**What you will do**
**A)** Reproduce the part of the Safecont FAQ between "The number of factors" and "and PageRisk calculated?", inclusive, word for word.
**B)** Pick out every line of the listing that contains the string "number".

**Source extract**
FAQ – Frequently ask questions

What is Safecont and what is it used for?

Safecont is a tool for analyzing website content and architecture. It uses machine learning technology to detect a website’s main issues in order to avoid positioning problems or penalties.

By training artificial intelligence algorithms, we can detect low-quality content that may lead to penalizations or other issues.

Why use Safecont?

Safecont detects, analyzes and classifies website issues into danger levels, using systems that detect patterns previous technologies could never identify. This allows users to take faster and more precise action on their websites (where is the error? what is it? and, how dangerous is it?).

What does Safecont essentially detect?

  • Internal content issues.
  • External content issues.
  • Thin content issues.
  • Web architecture issues.

Why does Safecont use machine learning technology?

The number of factors involved in the detection of quality content and organic positioning is increasing every day. Additionally, the relationships between these factors are becoming more and more complex. As such, we need cutting-edge technology to detect what is almost impossible to find with the naked eye. For example, in order to analyze 100,000 URLs we carry out 10^15 operations, which is more or less the equivalent of 1,000,000,000,000,000,000 mathematical calculations. Obviously, carrying out that many calculations using conventional technology is extremely complicated.

After billions of mathematical calculations, machine learning technology enables us to generate error detection patterns that would be impossible to detect otherwise. In this way error detection and resolution is simplified.

How are PandaRisk and PageRisk calculated?

Our algorithms have been trained on hundreds of thousands of URLs that experienced a significant change in traffic after being penalized by search engines because of their content or other variables. This process provides us with a URL score (PageRisk), which shows the URL’s risk of being penalized, as well as an overall score for the entire domain (PandaRisk). This overall score not only considers the individual scores of the domain’s URLs but also the number of pages with low-quality content.

What is PandaRisk?

Based on the results from our machine learning algorithms, domains are given a score indicating their content-based penalty risk. If the PandaRisk value is close to 0 (green) the domain is safe, but if it is close to 100 (red) it is in maximum danger.

PandaRisk includes many more variables besides the usual internal or external similarity and duplicity, or thin content.

What is PageRisk?

It is similar to PandaRisk but at URL level. That is, the score reflects the penalty risk for an individual web page. If the PageRisk value is close to 0 (green) the domain is safe, but if it is close to 100 (red) it is in maximum danger.

When is a domain, group of pages, or particular URL really in danger?

Values over 40 are quite significant, but over 70 are quite dangerous. So, it is advisable to take action with high-risk pages or clusters first (PageRisk or ClusterRisk).

Are there any success stories that attest that Safecont really works?

Yes, a lot. Before the software was launched on the market, Safecont was tested with millions of URLs and hundreds of websites.

**Listed records**

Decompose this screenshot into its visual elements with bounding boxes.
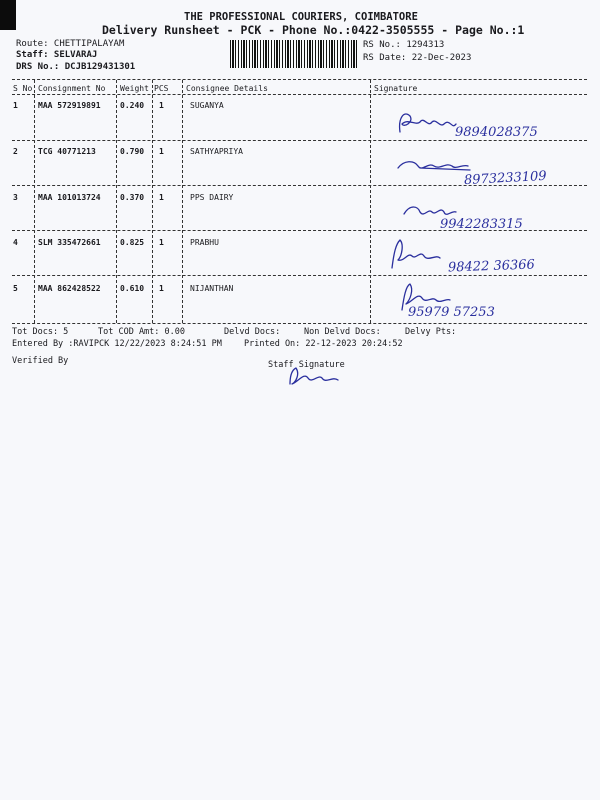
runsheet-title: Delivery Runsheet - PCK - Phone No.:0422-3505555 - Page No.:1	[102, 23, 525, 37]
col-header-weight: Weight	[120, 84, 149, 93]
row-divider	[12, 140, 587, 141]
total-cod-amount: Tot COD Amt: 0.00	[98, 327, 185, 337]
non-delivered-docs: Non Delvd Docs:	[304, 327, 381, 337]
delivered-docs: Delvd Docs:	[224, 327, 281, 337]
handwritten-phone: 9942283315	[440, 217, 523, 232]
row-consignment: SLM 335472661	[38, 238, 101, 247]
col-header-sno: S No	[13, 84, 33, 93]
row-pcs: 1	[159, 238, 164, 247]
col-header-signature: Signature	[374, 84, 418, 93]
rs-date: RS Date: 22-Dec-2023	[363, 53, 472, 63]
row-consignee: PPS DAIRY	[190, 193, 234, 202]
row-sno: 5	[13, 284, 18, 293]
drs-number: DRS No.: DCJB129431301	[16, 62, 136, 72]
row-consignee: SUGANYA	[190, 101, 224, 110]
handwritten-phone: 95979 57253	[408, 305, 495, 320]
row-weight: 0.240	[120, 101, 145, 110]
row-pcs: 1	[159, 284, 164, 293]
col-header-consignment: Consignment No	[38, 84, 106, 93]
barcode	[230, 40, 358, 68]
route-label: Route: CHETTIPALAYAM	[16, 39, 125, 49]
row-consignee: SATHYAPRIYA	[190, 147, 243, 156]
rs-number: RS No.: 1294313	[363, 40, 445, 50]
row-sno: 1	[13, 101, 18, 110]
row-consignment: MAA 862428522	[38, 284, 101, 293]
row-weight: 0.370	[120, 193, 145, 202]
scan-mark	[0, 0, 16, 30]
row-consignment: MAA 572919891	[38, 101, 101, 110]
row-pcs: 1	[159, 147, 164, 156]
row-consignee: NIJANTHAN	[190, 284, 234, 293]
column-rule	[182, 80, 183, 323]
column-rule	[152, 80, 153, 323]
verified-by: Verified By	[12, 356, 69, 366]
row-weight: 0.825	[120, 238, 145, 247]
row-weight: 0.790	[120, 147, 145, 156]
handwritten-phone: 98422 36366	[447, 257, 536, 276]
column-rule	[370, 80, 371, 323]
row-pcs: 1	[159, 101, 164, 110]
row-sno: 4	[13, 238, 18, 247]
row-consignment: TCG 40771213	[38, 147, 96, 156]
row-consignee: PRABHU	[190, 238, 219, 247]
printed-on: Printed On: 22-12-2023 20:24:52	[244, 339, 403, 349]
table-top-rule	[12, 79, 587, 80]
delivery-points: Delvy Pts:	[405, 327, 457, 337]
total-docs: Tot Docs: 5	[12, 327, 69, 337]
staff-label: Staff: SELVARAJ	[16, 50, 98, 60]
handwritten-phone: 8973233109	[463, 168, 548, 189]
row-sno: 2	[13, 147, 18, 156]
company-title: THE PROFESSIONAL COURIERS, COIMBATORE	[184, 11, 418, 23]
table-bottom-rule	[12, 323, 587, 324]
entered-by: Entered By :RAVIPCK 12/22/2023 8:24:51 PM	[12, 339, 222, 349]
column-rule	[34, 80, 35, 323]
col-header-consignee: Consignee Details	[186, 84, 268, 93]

**Solutions**
**A)**
The number of factors involved in the detection of quality content and organic positioning is increasing every day. Additionally, the relationships between these factors are becoming more and more complex. As such, we need cutting-edge technology to detect what is almost impossible to find with the naked eye. For example, in order to analyze 100,000 URLs we carry out 10^15 operations, which is more or less the equivalent of 1,000,000,000,000,000,000 mathematical calculations. Obviously, carrying out that many calculations using conventional technology is extremely complicated.

After billions of mathematical calculations, machine learning technology enables us to generate error detection patterns that would be impossible to detect otherwise. In this way error detection and resolution is simplified.

How are PandaRisk and PageRisk calculated?

**B)**
drs-number: DRS No.: DCJB129431301	[16, 62, 136, 72]
rs-number: RS No.: 1294313	[363, 40, 445, 50]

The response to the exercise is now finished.